TASK ITEM
All records should be reproduced verbatim.

ENTRIES PROVIDED
^^^^^^^^
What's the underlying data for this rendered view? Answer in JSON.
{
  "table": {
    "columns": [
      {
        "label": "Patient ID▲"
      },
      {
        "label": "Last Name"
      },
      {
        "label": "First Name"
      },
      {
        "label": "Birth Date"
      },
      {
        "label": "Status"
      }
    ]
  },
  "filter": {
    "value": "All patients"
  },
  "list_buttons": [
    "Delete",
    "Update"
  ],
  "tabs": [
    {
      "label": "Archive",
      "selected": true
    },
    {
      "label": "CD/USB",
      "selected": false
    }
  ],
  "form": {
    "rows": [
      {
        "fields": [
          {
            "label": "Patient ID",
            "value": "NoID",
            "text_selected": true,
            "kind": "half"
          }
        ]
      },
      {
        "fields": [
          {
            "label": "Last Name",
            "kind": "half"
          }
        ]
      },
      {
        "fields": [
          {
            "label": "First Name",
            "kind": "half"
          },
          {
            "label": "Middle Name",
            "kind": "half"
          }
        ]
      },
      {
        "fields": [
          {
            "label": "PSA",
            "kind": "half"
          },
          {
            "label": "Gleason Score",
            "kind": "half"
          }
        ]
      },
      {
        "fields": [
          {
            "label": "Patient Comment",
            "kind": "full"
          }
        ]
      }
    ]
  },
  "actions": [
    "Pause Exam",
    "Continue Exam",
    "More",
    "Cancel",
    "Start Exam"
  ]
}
^^^^^^^^
EXERCISE OUTPUT
What's the underlying data for this rendered view? Answer in JSON.
{
  "table": {
    "columns": [
      {
        "label": "Patient ID▲"
      },
      {
        "label": "Last Name"
      },
      {
        "label": "First Name"
      },
      {
        "label": "Birth Date"
      },
      {
        "label": "Status"
      }
    ]
  },
  "filter": {
    "value": "All patients"
  },
  "list_buttons": [
    "Delete",
    "Update"
  ],
  "tabs": [
    {
      "label": "Archive",
      "selected": true
    },
    {
      "label": "CD/USB",
      "selected": false
    }
  ],
  "form": {
    "rows": [
      {
        "fields": [
          {
            "label": "Patient ID",
            "value": "NoID",
            "text_selected": true,
            "kind": "half"
          }
        ]
      },
      {
        "fields": [
          {
            "label": "Last Name",
            "kind": "half"
          }
        ]
      },
      {
        "fields": [
          {
            "label": "First Name",
            "kind": "half"
          },
          {
            "label": "Middle Name",
            "kind": "half"
          }
        ]
      },
      {
        "fields": [
          {
            "label": "PSA",
            "kind": "half"
          },
          {
            "label": "Gleason Score",
            "kind": "half"
          }
        ]
      },
      {
        "fields": [
          {
            "label": "Patient Comment",
            "kind": "full"
          }
        ]
      }
    ]
  },
  "actions": [
    "Pause Exam",
    "Continue Exam",
    "More",
    "Cancel",
    "Start Exam"
  ]
}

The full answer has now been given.